Calculate how many lines in the following records hold the word "mostly", and report that number without comment.

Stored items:
..............................
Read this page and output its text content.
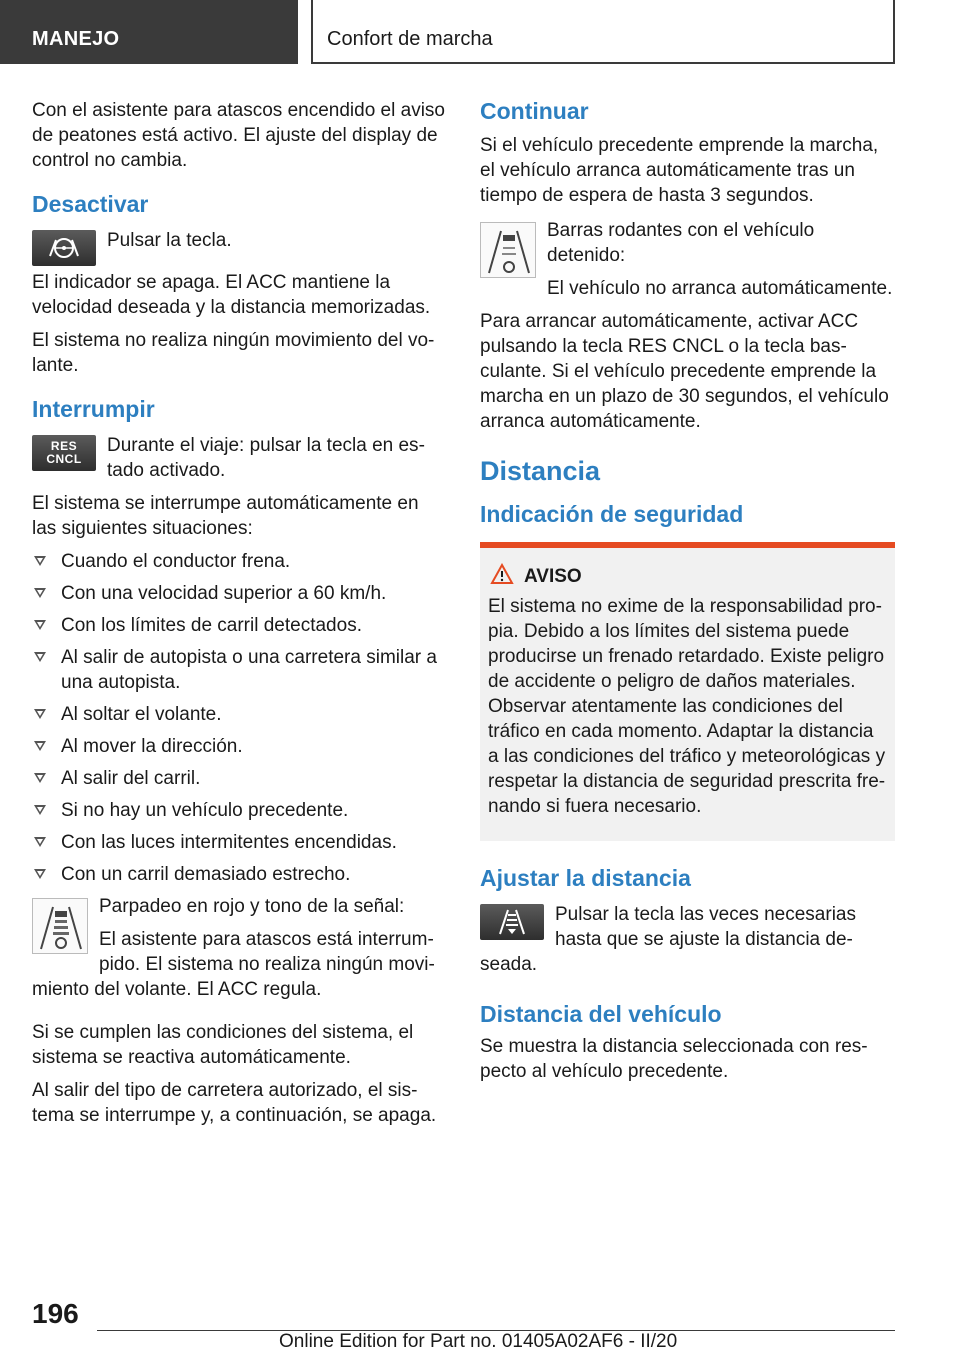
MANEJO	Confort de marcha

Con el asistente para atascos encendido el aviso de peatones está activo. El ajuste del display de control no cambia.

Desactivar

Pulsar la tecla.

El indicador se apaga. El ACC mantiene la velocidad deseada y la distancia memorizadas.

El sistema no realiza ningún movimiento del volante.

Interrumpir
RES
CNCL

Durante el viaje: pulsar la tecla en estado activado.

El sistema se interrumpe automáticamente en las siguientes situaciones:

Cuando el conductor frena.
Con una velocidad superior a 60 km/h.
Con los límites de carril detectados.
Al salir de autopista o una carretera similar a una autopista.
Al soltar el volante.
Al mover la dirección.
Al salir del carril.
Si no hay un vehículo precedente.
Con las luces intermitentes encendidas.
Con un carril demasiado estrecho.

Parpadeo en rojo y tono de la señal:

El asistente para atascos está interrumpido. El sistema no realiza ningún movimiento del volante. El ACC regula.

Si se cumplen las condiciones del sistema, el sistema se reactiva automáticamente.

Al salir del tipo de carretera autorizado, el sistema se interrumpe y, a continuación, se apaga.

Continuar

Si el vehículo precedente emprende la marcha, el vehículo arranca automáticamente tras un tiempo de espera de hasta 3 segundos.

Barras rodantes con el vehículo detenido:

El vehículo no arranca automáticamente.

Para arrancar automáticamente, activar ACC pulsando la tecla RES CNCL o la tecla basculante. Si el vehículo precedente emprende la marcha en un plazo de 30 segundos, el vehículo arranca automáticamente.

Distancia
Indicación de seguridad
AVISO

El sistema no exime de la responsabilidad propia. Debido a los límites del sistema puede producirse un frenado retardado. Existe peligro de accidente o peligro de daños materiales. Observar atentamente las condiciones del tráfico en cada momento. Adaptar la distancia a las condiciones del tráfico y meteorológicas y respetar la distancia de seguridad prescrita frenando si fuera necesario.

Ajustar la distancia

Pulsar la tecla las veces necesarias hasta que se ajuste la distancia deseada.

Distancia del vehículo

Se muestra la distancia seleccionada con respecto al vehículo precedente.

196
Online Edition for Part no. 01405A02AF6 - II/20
..............................
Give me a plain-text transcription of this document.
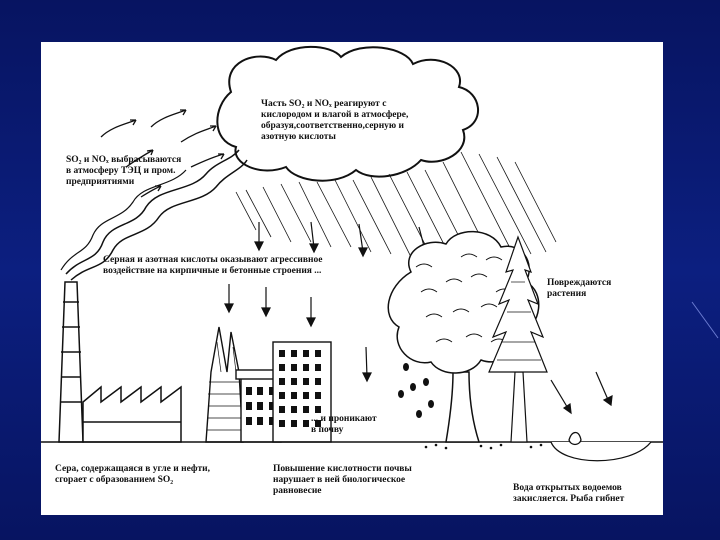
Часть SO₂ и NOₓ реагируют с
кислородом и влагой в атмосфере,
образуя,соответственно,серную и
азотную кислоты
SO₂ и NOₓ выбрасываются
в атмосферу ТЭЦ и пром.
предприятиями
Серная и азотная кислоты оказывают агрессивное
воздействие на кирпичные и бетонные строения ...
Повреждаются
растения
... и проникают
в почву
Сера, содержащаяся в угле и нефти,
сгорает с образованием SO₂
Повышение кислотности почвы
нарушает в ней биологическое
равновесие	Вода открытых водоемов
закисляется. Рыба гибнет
..............................
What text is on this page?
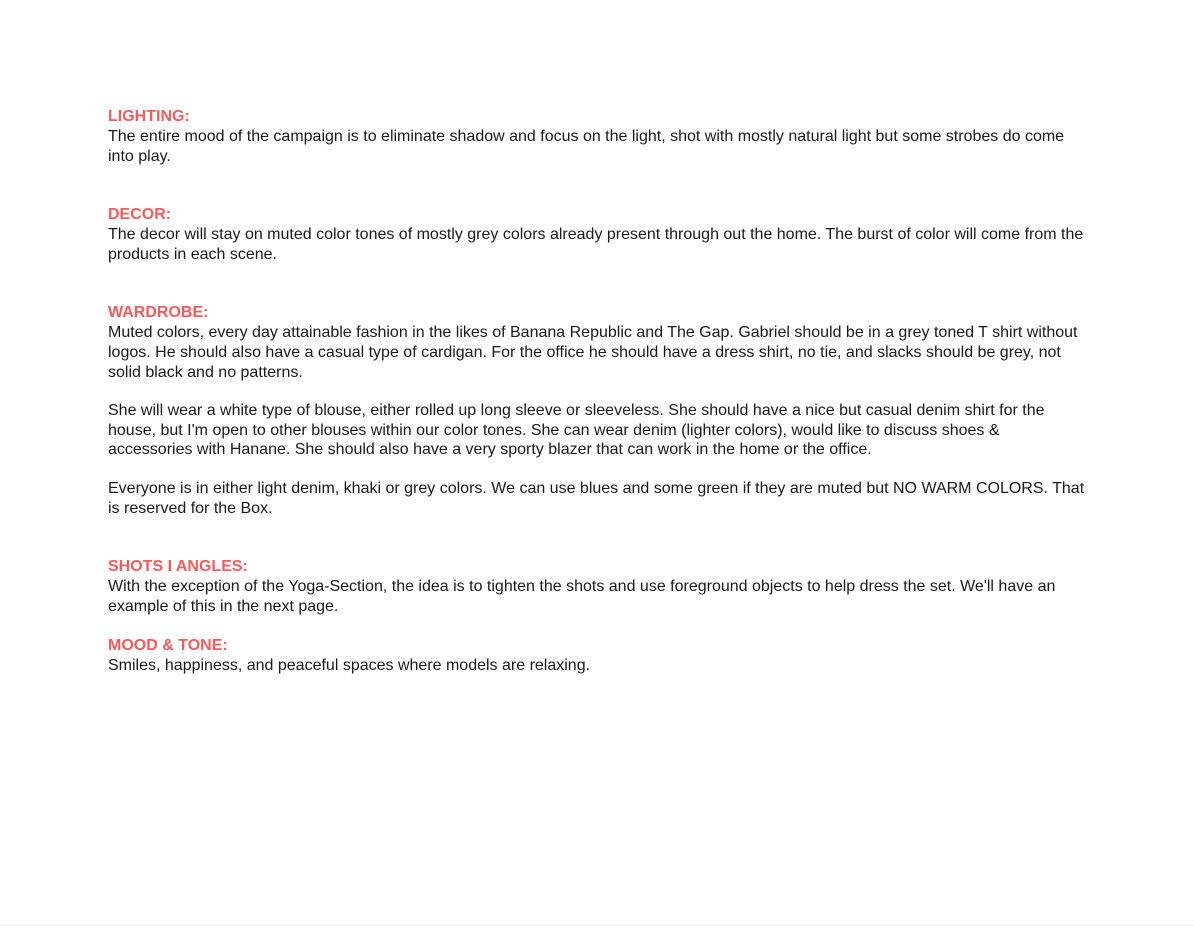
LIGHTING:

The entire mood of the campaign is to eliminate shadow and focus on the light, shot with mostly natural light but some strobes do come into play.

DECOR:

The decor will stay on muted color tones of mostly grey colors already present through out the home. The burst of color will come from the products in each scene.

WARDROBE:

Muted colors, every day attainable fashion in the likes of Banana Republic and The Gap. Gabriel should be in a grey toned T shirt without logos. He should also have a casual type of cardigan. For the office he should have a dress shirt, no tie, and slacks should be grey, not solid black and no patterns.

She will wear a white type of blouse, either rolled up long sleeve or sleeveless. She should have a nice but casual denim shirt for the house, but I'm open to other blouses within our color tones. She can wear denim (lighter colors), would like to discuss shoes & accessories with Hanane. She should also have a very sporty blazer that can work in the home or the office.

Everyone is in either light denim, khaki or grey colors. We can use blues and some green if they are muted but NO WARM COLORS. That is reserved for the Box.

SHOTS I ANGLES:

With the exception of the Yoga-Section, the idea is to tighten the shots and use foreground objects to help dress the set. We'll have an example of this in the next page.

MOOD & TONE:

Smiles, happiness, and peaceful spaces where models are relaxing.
..............................
▶ SOLUTION FOR THIS TASK:
2